-- Task --
How many of the rows below contain the string "Миллиметры"? Reply with the number alone.
>> BEGIN Data rows
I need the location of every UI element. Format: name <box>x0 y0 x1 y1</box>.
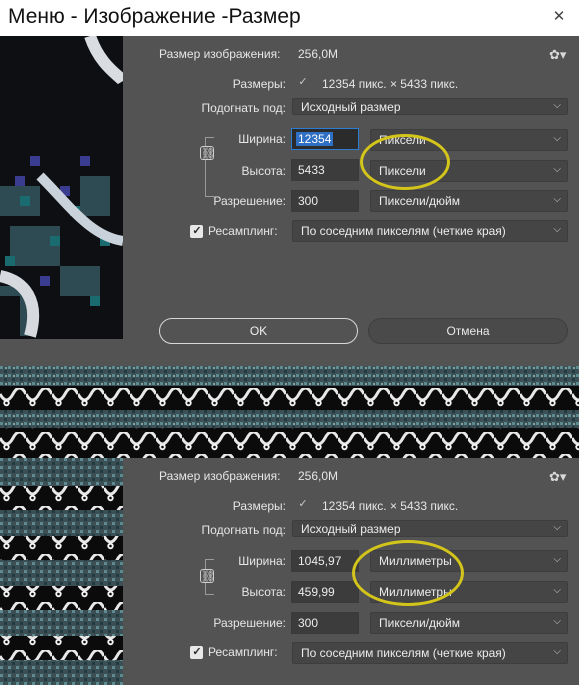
image-canvas-strip <box>0 366 579 458</box>
width-unit-value: Миллиметры <box>379 554 452 568</box>
ok-button[interactable]: OK <box>159 318 358 344</box>
resolution-unit-value: Пиксели/дюйм <box>379 194 460 208</box>
fit-to-value: Исходный размер <box>301 522 401 536</box>
resample-select[interactable]: По соседним пикселям (четкие края) ⌵ <box>292 642 568 664</box>
chevron-down-icon: ⌵ <box>553 646 561 657</box>
resample-checkbox[interactable]: ✓ <box>190 646 203 659</box>
fit-to-label: Подогнать под: <box>201 101 286 115</box>
height-input[interactable]: 5433 <box>291 159 359 181</box>
resample-checkbox[interactable]: ✓ <box>190 225 203 238</box>
chevron-down-icon: ⌵ <box>553 522 561 533</box>
resolution-unit-select[interactable]: Пиксели/дюйм ⌵ <box>370 190 568 212</box>
gear-icon[interactable]: ✿▾ <box>549 47 569 63</box>
image-preview[interactable] <box>0 36 123 339</box>
width-input[interactable]: 12354 <box>291 128 359 150</box>
window-title-bar: Меню - Изображение -Размер ✕ <box>0 0 579 36</box>
resolution-label: Разрешение: <box>213 616 286 630</box>
chevron-down-icon: ⌵ <box>553 164 561 175</box>
resample-label: Ресамплинг: <box>208 224 278 238</box>
chevron-down-icon: ⌵ <box>553 100 561 111</box>
width-label: Ширина: <box>238 554 286 568</box>
resolution-value: 300 <box>298 194 319 208</box>
resample-value: По соседним пикселям (четкие края) <box>301 224 506 238</box>
dimensions-value: 12354 пикс. × 5433 пикс. <box>322 77 459 91</box>
height-value: 459,99 <box>298 585 335 599</box>
width-label: Ширина: <box>238 132 286 146</box>
resample-select[interactable]: По соседним пикселям (четкие края) ⌵ <box>292 220 568 242</box>
image-size-value: 256,0M <box>298 469 339 483</box>
fit-to-select[interactable]: Исходный размер ⌵ <box>292 520 568 537</box>
image-size-label: Размер изображения: <box>159 47 281 61</box>
height-unit-select[interactable]: Миллиметры ⌵ <box>370 581 568 603</box>
dimensions-toggle[interactable]: ✓ <box>297 498 310 512</box>
image-preview[interactable] <box>0 458 123 685</box>
dimensions-value: 12354 пикс. × 5433 пикс. <box>322 499 459 513</box>
chevron-down-icon: ⌵ <box>553 554 561 565</box>
width-unit-select[interactable]: Миллиметры ⌵ <box>370 550 568 572</box>
height-unit-value: Пиксели <box>379 164 426 178</box>
height-input[interactable]: 459,99 <box>291 581 359 603</box>
chevron-down-icon: ⌵ <box>553 224 561 235</box>
dimensions-toggle[interactable]: ✓ <box>297 76 310 90</box>
resample-value: По соседним пикселям (четкие края) <box>301 646 506 660</box>
close-icon[interactable]: ✕ <box>550 8 568 26</box>
resolution-input[interactable]: 300 <box>291 612 359 634</box>
image-size-dialog-bottom: Размер изображения: 256,0M ✿▾ Размеры: ✓… <box>0 458 579 685</box>
height-label: Высота: <box>241 585 286 599</box>
gear-icon[interactable]: ✿▾ <box>549 469 569 485</box>
resolution-unit-select[interactable]: Пиксели/дюйм ⌵ <box>370 612 568 634</box>
width-value: 12354 <box>296 132 334 146</box>
resolution-value: 300 <box>298 616 319 630</box>
chevron-down-icon: ✓ <box>298 76 308 88</box>
chain-link-icon[interactable]: ⛓ <box>200 569 215 583</box>
fit-to-label: Подогнать под: <box>201 523 286 537</box>
width-unit-select[interactable]: Пиксели ⌵ <box>370 129 568 151</box>
chevron-down-icon: ⌵ <box>553 585 561 596</box>
chevron-down-icon: ⌵ <box>553 616 561 627</box>
image-size-dialog-top: Размер изображения: 256,0M ✿▾ Размеры: ✓… <box>0 36 579 366</box>
width-value: 1045,97 <box>298 554 342 568</box>
resample-label: Ресамплинг: <box>208 645 278 659</box>
width-unit-value: Пиксели <box>379 133 426 147</box>
dimensions-label: Размеры: <box>232 499 286 513</box>
resolution-input[interactable]: 300 <box>291 190 359 212</box>
image-size-value: 256,0M <box>298 47 339 61</box>
height-value: 5433 <box>298 163 325 177</box>
checkmark-icon: ✓ <box>192 646 202 658</box>
resolution-unit-value: Пиксели/дюйм <box>379 616 460 630</box>
resolution-label: Разрешение: <box>213 194 286 208</box>
height-unit-select[interactable]: Пиксели ⌵ <box>370 160 568 182</box>
checkmark-icon: ✓ <box>192 225 202 237</box>
fit-to-value: Исходный размер <box>301 100 401 114</box>
width-input[interactable]: 1045,97 <box>291 550 359 572</box>
chevron-down-icon: ✓ <box>298 498 308 510</box>
image-size-label: Размер изображения: <box>159 469 281 483</box>
chevron-down-icon: ⌵ <box>553 194 561 205</box>
chevron-down-icon: ⌵ <box>553 133 561 144</box>
height-unit-value: Миллиметры <box>379 585 452 599</box>
height-label: Высота: <box>241 164 286 178</box>
fit-to-select[interactable]: Исходный размер ⌵ <box>292 98 568 115</box>
window-title: Меню - Изображение -Размер <box>8 5 301 28</box>
chain-link-icon[interactable]: ⛓ <box>200 146 215 160</box>
dimensions-label: Размеры: <box>232 77 286 91</box>
cancel-button[interactable]: Отмена <box>368 318 568 344</box>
>> END Data rows
-- Finished task --
4